本發明公開了一種標記復合物、其制備方法、包含所述標記復合物的試劑盒及應用和包括該試劑盒的檢測系統。其中，所述標記復合物包括：抗原；標記蛋白，與抗原偶聯形成標記復合物中間品；以及信號生成物，與標記復合物中間品偶聯形成標記復合物。

技術領域

本發明涉及體外診斷試劑領域，具體而言，涉及一種標記復合物、其制備方法、包含其的試劑盒及應用和包括該試劑盒的檢測系統。

背景技術

目前，臨床上涉及免疫檢測的方法主要包括酶聯免疫吸附試驗(ELISA)、蛋白印跡試驗(WB)、免疫膠體金技術(GICT)、放射免疫沉淀試驗(RIPA)、化學發光法(CLIA)等。ELISA和CLIA適用于臨床上的大規模的初篩，但由于試劑組份的不穩定或者性能不足，導致檢測結果出現假陽性和假陰性。因此，進一步提高試劑的靈敏度和穩定性是十分必要的。

§ 任務一覽
1. 根據這段摘錄，哪兩種免疫檢測方法適用於臨床上的大規模初篩？
2. 請將這段摘錄中從「本發明公開了一種標記復合物、」開始、一直到「靈敏度和穩定性是十分必要的。」為止的文字逐字照錄下來。

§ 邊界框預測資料
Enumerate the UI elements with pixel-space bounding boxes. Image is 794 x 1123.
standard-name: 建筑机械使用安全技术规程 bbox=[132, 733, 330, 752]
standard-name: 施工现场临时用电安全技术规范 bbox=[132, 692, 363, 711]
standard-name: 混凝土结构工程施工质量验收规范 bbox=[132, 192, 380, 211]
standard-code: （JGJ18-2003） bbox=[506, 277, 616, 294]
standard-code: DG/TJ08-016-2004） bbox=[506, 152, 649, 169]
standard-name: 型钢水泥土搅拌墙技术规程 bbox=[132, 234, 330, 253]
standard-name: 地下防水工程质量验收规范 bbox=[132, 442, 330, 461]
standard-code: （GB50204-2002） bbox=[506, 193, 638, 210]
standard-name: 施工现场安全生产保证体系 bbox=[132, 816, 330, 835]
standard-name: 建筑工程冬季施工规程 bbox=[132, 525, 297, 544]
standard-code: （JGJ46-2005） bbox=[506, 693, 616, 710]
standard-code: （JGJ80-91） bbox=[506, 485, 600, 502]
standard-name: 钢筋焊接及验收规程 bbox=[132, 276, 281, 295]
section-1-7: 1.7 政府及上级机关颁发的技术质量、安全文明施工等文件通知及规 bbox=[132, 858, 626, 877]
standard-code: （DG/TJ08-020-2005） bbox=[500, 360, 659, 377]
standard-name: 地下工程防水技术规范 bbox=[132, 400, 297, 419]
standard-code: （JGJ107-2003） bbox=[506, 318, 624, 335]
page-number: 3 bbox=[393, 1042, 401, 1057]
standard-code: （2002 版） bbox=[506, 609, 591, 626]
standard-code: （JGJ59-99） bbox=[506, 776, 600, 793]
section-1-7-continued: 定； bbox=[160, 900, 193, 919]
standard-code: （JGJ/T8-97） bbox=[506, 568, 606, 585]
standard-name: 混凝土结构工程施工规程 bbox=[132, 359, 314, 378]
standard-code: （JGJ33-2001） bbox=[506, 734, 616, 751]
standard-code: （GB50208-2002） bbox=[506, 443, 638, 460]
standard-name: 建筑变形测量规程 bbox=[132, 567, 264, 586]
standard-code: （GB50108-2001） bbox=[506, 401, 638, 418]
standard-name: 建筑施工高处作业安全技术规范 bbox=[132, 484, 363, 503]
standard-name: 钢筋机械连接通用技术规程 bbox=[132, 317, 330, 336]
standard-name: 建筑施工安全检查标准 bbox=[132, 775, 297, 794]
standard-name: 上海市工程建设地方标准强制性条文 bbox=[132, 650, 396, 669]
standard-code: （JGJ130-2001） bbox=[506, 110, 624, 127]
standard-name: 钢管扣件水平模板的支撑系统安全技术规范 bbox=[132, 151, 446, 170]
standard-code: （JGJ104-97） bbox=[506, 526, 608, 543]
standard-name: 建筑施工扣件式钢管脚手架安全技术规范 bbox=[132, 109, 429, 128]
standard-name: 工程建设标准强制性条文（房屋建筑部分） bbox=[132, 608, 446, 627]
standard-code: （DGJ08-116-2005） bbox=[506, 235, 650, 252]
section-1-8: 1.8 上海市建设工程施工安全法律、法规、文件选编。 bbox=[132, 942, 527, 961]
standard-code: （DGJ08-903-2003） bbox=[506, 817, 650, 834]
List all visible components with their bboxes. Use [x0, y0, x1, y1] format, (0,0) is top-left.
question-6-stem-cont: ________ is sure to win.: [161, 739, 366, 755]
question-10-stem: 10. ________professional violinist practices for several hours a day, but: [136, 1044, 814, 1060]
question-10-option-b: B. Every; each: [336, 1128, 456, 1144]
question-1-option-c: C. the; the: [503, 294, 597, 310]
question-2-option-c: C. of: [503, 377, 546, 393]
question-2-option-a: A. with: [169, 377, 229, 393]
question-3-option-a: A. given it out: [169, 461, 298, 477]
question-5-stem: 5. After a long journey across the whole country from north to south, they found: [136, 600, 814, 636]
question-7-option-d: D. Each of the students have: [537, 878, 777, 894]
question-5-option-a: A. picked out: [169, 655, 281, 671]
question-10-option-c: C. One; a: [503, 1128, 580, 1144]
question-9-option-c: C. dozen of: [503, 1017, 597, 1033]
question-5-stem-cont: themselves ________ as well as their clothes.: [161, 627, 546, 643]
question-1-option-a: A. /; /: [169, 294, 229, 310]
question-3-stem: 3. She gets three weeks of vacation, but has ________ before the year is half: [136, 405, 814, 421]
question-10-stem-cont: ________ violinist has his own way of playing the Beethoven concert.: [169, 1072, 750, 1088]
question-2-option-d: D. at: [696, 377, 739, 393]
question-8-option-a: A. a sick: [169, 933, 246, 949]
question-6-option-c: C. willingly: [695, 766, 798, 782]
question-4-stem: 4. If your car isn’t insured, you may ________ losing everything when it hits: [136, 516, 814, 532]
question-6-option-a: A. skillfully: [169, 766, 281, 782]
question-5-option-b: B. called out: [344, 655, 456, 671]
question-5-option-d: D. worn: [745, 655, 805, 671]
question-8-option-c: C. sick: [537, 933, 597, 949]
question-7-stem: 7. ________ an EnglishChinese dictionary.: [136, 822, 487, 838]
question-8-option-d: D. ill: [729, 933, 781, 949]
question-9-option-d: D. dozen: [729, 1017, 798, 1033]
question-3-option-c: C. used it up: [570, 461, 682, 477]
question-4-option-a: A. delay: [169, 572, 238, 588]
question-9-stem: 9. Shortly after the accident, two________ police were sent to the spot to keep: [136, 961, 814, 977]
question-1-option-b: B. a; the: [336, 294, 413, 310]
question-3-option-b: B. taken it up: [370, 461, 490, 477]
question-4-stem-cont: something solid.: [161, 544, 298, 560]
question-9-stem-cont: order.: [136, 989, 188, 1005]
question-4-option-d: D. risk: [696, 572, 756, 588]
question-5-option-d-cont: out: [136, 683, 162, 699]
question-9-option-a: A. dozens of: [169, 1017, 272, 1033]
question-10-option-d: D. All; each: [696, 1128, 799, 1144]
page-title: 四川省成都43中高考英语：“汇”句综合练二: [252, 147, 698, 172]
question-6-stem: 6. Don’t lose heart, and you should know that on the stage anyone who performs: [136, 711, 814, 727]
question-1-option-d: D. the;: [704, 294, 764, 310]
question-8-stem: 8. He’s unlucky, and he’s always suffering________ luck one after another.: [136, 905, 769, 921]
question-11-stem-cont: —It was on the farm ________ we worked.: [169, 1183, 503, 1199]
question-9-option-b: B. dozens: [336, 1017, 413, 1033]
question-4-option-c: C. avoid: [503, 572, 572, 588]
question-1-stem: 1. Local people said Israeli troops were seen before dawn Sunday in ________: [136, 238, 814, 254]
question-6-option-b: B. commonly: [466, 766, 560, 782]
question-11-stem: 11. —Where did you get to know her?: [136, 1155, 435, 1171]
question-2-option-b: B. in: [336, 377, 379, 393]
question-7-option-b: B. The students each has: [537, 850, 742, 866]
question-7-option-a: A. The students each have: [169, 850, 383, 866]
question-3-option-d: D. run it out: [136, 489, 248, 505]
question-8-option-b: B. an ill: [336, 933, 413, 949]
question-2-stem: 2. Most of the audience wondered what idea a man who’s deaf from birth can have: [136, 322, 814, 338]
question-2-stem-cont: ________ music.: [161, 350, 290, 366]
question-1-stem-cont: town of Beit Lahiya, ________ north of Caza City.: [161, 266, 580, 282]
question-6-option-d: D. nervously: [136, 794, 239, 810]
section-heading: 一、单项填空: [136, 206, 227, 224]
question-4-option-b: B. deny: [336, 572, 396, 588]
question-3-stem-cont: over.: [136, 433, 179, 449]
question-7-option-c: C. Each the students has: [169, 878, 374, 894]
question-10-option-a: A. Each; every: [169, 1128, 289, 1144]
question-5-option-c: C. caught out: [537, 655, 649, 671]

§ 作答結果
1. 酶聯免疫吸附試驗(ELISA)和化學發光法(CLIA)。

2.
本發明公開了一種標記復合物、其制備方法、包含所述標記復合物的試劑盒及應用和包括該試劑盒的檢測系統。其中，所述標記復合物包括：抗原；標記蛋白，與抗原偶聯形成標記復合物中間品；以及信號生成物，與標記復合物中間品偶聯形成標記復合物。

技術領域

本發明涉及體外診斷試劑領域，具體而言，涉及一種標記復合物、其制備方法、包含其的試劑盒及應用和包括該試劑盒的檢測系統。

背景技術

目前，臨床上涉及免疫檢測的方法主要包括酶聯免疫吸附試驗(ELISA)、蛋白印跡試驗(WB)、免疫膠體金技術(GICT)、放射免疫沉淀試驗(RIPA)、化學發光法(CLIA)等。ELISA和CLIA適用于臨床上的大規模的初篩，但由于試劑組份的不穩定或者性能不足，導致檢測結果出現假陽性和假陰性。因此，進一步提高試劑的靈敏度和穩定性是十分必要的。